[Your instructions]
Copy each line of the entries beneath that contains the word "先向北跑".
┄┄┄┄┄┄┄┄┄┄
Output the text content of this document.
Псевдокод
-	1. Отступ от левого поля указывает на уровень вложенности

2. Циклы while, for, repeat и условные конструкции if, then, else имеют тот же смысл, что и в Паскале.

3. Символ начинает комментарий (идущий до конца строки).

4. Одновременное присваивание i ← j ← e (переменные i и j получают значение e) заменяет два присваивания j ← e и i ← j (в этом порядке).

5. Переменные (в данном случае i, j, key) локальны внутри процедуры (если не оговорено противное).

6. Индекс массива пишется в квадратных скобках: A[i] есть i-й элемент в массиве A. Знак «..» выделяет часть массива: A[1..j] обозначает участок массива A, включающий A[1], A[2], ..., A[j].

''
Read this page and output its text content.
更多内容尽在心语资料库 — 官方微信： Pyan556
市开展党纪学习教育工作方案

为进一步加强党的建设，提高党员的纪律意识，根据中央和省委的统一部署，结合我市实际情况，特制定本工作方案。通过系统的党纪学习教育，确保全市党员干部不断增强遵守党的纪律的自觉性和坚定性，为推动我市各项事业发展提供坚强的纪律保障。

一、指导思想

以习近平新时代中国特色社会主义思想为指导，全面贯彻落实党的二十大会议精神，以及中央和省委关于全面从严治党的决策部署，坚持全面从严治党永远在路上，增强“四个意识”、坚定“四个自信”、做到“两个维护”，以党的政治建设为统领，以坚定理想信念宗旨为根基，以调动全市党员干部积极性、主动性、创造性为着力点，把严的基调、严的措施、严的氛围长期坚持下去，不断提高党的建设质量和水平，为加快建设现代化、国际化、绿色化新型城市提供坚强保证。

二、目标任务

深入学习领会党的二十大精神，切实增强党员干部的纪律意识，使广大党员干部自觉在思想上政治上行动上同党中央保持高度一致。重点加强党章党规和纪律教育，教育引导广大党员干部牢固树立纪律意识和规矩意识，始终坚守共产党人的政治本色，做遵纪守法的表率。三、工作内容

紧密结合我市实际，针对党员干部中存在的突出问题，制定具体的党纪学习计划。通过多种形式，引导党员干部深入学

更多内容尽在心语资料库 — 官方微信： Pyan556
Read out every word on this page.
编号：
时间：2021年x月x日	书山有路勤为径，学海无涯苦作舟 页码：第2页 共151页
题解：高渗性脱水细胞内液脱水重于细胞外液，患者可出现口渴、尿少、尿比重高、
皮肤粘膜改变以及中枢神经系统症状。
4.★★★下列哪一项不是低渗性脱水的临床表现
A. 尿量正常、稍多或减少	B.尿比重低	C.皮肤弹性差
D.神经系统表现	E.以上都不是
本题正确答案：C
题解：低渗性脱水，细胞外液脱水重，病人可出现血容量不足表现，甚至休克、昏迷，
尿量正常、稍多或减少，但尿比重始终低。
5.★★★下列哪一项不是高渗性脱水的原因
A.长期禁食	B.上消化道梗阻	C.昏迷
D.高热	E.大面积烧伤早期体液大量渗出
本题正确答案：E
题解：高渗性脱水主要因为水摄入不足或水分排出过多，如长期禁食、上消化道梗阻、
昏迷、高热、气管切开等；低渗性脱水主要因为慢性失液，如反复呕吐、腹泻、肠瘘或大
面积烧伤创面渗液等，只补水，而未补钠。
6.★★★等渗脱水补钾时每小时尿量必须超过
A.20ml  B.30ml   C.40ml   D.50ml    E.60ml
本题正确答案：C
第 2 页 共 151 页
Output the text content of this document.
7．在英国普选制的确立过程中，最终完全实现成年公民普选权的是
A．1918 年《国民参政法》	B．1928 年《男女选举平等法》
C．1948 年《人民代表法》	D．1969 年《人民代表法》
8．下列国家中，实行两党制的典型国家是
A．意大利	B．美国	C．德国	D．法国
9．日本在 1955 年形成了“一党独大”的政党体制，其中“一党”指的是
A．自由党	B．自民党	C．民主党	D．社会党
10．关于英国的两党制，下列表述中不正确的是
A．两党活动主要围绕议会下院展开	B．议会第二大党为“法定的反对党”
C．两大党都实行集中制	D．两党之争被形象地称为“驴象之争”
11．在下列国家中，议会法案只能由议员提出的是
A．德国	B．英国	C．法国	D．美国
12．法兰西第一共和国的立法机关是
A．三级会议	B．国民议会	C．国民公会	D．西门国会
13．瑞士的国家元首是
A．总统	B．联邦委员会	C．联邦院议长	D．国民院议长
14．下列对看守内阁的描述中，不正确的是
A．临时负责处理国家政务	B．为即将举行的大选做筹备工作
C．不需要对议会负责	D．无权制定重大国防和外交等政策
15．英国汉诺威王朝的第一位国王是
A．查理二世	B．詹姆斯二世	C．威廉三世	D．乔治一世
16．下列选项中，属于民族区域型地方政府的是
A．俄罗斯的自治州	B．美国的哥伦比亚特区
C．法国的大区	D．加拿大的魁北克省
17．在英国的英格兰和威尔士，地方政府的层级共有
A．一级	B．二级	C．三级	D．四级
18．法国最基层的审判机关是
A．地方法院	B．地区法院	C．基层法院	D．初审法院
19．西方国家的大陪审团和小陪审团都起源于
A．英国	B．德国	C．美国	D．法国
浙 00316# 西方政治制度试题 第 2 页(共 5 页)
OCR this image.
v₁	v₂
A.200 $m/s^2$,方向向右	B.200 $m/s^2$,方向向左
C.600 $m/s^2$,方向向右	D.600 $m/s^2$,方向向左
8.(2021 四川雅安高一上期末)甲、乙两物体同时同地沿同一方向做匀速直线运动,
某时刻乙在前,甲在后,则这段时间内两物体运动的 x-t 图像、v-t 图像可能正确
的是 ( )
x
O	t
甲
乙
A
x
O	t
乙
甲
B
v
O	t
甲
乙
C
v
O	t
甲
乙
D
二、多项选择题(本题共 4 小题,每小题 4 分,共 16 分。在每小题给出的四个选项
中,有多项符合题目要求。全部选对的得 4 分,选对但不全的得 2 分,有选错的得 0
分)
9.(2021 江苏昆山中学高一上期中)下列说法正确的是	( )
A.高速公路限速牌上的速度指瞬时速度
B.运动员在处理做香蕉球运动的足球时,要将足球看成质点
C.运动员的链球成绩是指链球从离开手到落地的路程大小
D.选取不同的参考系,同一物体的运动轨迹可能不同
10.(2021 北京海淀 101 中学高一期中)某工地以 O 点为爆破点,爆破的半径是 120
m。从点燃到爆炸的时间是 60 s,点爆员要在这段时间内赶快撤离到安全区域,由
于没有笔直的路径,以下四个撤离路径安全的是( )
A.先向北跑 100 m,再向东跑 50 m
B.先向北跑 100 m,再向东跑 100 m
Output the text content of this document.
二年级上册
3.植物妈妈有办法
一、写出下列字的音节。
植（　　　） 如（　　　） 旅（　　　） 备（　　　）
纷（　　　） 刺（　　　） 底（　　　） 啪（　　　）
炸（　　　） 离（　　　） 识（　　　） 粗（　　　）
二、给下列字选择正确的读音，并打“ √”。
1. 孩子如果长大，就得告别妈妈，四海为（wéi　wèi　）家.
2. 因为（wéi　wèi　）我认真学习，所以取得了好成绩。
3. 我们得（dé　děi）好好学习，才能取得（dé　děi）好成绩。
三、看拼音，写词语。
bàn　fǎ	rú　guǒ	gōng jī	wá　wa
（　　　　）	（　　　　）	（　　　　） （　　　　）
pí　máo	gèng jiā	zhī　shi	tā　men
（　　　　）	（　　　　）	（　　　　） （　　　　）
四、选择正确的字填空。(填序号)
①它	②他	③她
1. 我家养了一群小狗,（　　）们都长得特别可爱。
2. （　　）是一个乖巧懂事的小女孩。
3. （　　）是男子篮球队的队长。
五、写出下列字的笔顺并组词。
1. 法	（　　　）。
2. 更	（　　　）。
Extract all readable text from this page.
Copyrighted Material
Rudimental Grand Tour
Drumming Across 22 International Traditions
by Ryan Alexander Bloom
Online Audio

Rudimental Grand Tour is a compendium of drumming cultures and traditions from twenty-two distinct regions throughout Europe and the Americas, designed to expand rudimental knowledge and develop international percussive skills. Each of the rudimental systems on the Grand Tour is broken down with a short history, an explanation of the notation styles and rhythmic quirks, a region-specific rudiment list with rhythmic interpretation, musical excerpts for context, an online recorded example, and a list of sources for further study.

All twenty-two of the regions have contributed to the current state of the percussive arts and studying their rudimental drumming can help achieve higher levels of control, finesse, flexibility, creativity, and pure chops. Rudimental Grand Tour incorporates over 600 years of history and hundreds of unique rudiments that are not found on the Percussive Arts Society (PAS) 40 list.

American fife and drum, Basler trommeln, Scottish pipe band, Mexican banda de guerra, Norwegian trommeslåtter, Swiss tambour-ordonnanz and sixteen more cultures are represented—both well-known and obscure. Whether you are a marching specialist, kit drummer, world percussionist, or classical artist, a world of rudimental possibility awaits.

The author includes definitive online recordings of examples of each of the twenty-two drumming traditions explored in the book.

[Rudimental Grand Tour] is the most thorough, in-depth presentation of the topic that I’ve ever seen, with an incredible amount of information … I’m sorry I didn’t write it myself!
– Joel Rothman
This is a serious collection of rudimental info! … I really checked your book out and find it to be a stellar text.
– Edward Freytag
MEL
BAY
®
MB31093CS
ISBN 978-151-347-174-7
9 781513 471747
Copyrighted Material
┄┄┄┄┄┄┄┄┄┄
[Task output]
A.先向北跑 100 m,再向东跑 50 m
B.先向北跑 100 m,再向东跑 100 m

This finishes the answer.